Rows from a dataset:
|---|

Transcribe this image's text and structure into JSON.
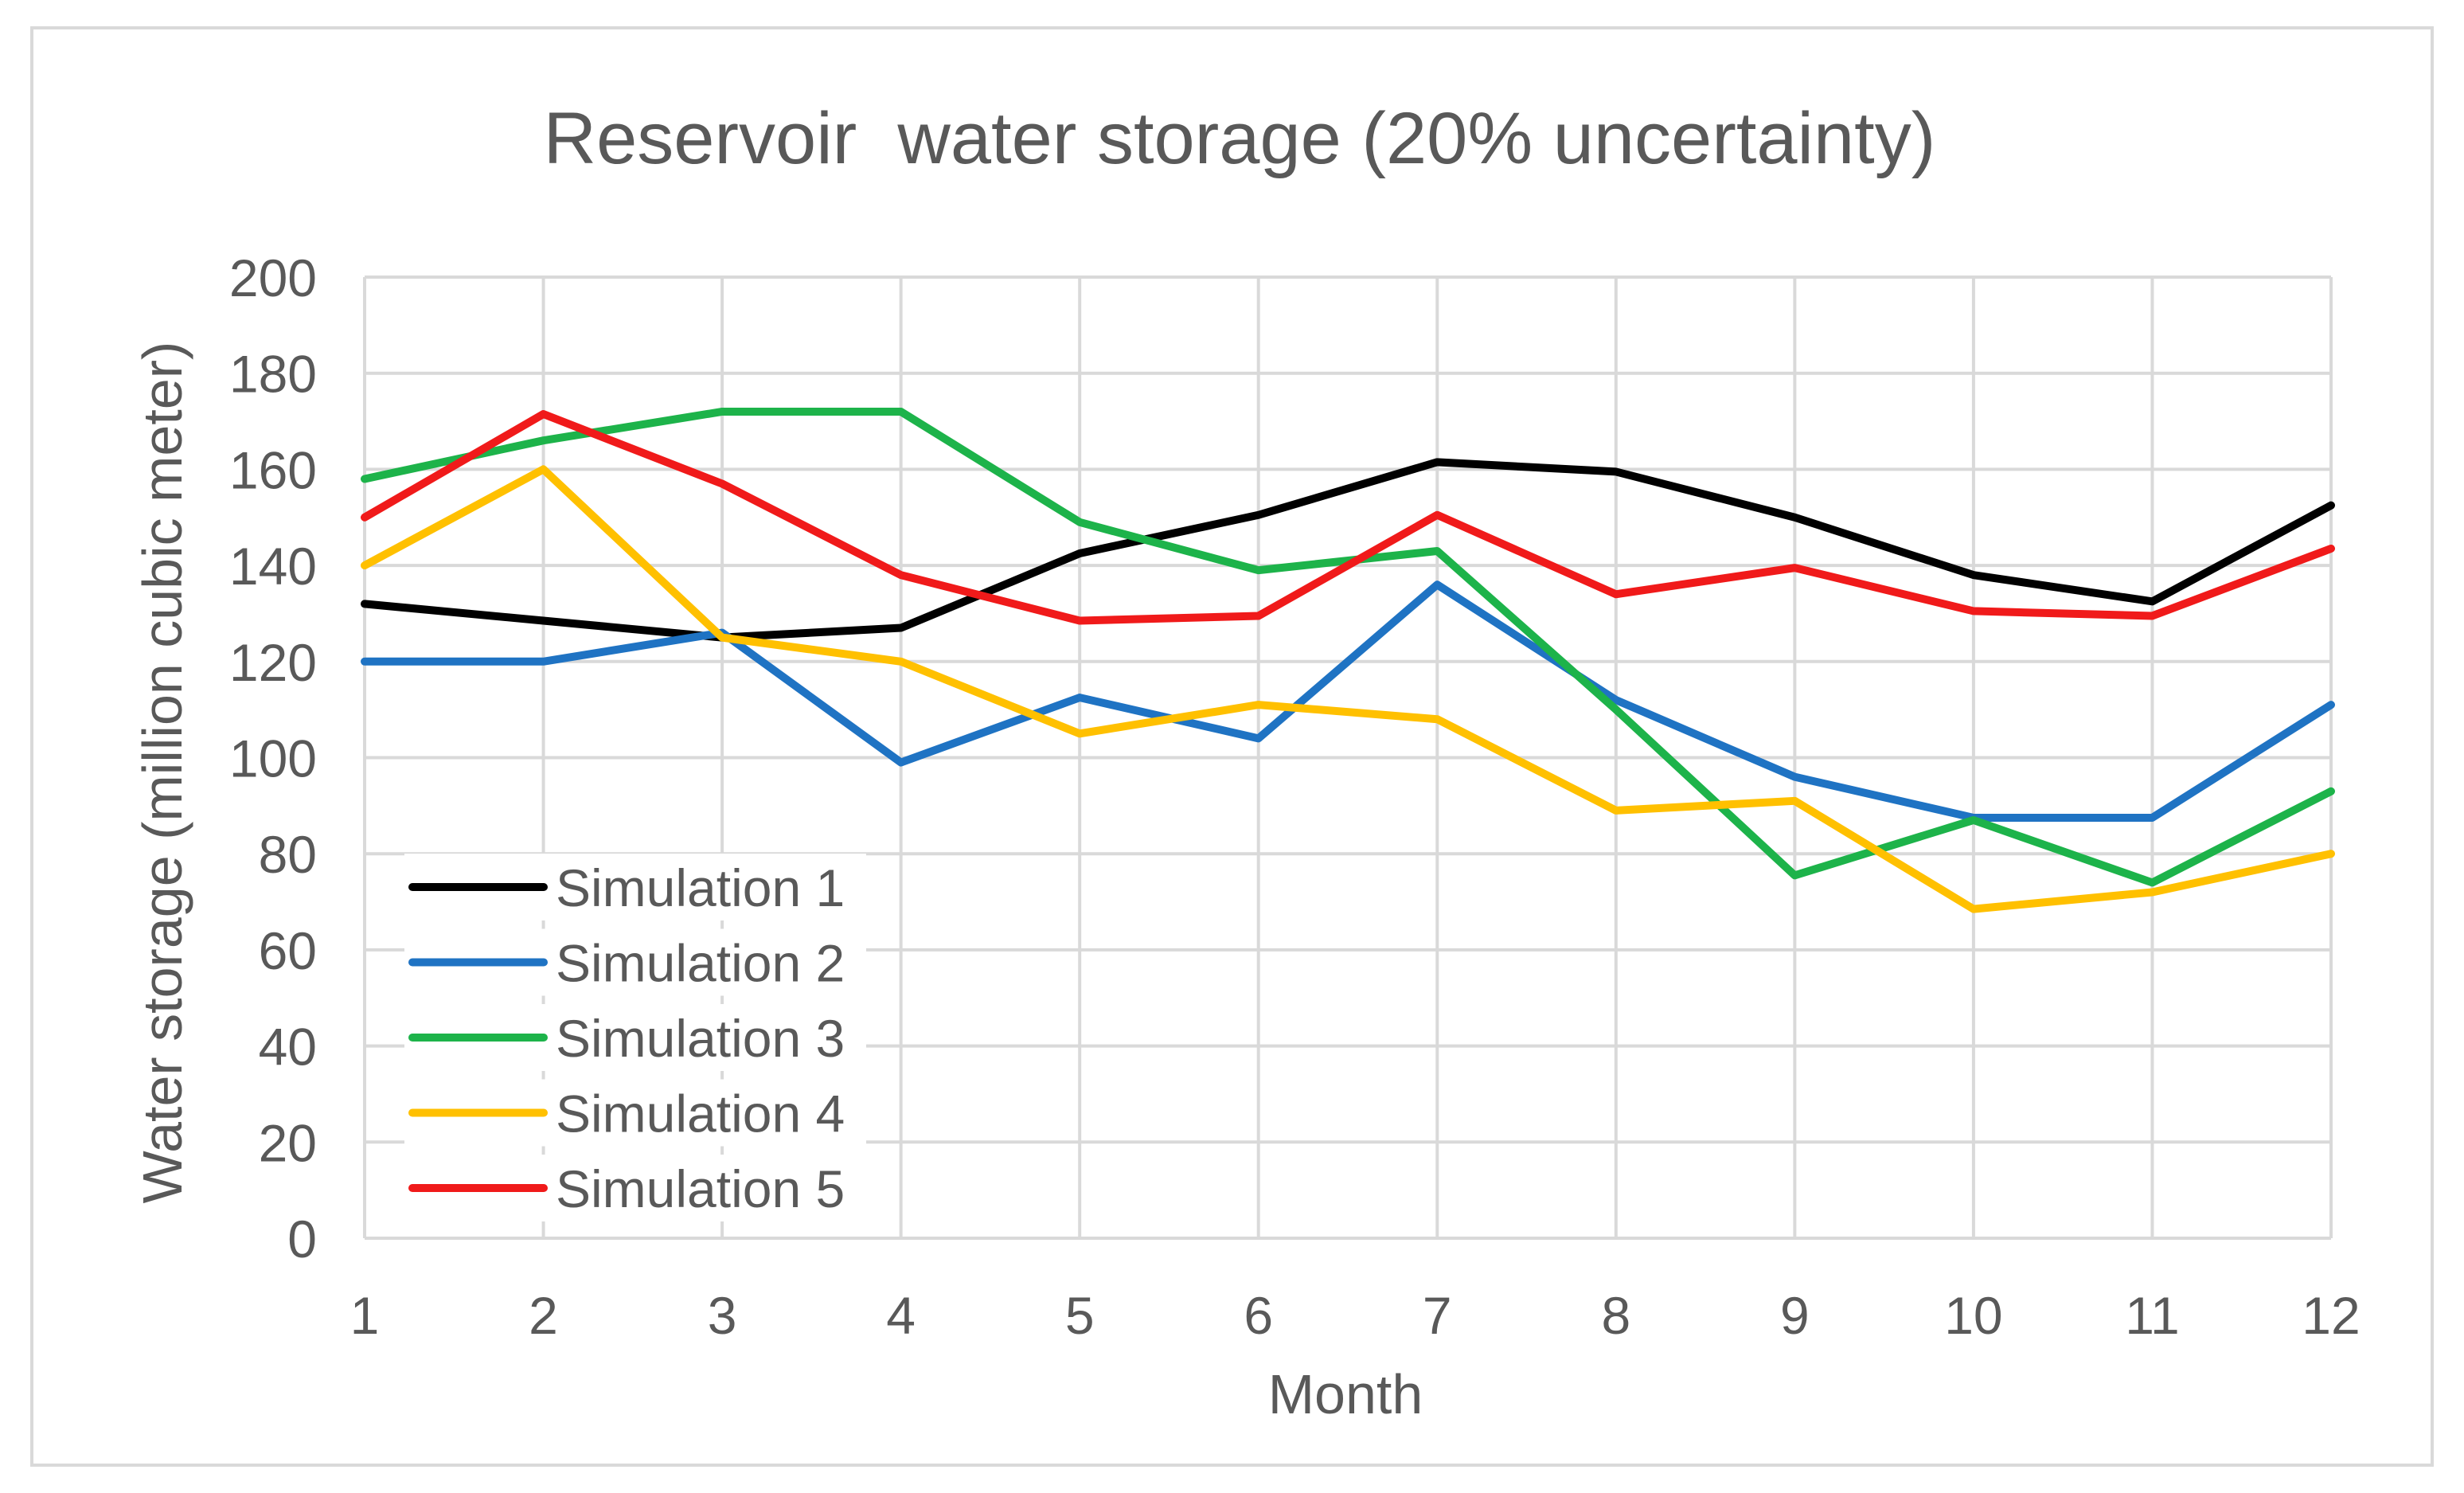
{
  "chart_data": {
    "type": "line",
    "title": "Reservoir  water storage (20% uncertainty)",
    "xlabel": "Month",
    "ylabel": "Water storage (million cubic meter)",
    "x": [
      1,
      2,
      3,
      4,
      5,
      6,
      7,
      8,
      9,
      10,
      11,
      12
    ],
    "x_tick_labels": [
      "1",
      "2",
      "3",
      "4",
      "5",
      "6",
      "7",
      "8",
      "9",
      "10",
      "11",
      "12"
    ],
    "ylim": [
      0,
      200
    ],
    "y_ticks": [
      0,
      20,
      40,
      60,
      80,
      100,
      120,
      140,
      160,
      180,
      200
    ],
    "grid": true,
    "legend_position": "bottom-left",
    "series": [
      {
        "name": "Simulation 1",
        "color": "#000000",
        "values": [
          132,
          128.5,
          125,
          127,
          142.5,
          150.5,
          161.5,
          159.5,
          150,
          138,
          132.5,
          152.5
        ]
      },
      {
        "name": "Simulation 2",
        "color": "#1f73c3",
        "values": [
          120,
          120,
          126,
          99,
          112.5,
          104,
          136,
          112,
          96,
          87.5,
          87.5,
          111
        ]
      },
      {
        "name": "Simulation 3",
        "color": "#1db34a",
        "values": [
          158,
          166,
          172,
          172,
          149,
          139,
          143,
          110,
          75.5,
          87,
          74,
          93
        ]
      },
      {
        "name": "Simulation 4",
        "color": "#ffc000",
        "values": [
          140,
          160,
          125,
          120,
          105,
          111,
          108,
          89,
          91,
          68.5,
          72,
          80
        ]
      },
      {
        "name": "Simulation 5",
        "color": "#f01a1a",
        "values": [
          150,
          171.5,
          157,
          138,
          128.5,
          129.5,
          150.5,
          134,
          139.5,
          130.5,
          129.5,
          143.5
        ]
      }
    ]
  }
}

|---|

Task brief: Return all of the data exactly as written, and drop the pictures.

Expected answer:
Transcribe this image's text and structure into JSON.
{
  "chart_data": {
    "type": "line",
    "title": "Reservoir  water storage (20% uncertainty)",
    "xlabel": "Month",
    "ylabel": "Water storage (million cubic meter)",
    "x": [
      1,
      2,
      3,
      4,
      5,
      6,
      7,
      8,
      9,
      10,
      11,
      12
    ],
    "x_tick_labels": [
      "1",
      "2",
      "3",
      "4",
      "5",
      "6",
      "7",
      "8",
      "9",
      "10",
      "11",
      "12"
    ],
    "ylim": [
      0,
      200
    ],
    "y_ticks": [
      0,
      20,
      40,
      60,
      80,
      100,
      120,
      140,
      160,
      180,
      200
    ],
    "grid": true,
    "legend_position": "bottom-left",
    "series": [
      {
        "name": "Simulation 1",
        "color": "#000000",
        "values": [
          132,
          128.5,
          125,
          127,
          142.5,
          150.5,
          161.5,
          159.5,
          150,
          138,
          132.5,
          152.5
        ]
      },
      {
        "name": "Simulation 2",
        "color": "#1f73c3",
        "values": [
          120,
          120,
          126,
          99,
          112.5,
          104,
          136,
          112,
          96,
          87.5,
          87.5,
          111
        ]
      },
      {
        "name": "Simulation 3",
        "color": "#1db34a",
        "values": [
          158,
          166,
          172,
          172,
          149,
          139,
          143,
          110,
          75.5,
          87,
          74,
          93
        ]
      },
      {
        "name": "Simulation 4",
        "color": "#ffc000",
        "values": [
          140,
          160,
          125,
          120,
          105,
          111,
          108,
          89,
          91,
          68.5,
          72,
          80
        ]
      },
      {
        "name": "Simulation 5",
        "color": "#f01a1a",
        "values": [
          150,
          171.5,
          157,
          138,
          128.5,
          129.5,
          150.5,
          134,
          139.5,
          130.5,
          129.5,
          143.5
        ]
      }
    ]
  }
}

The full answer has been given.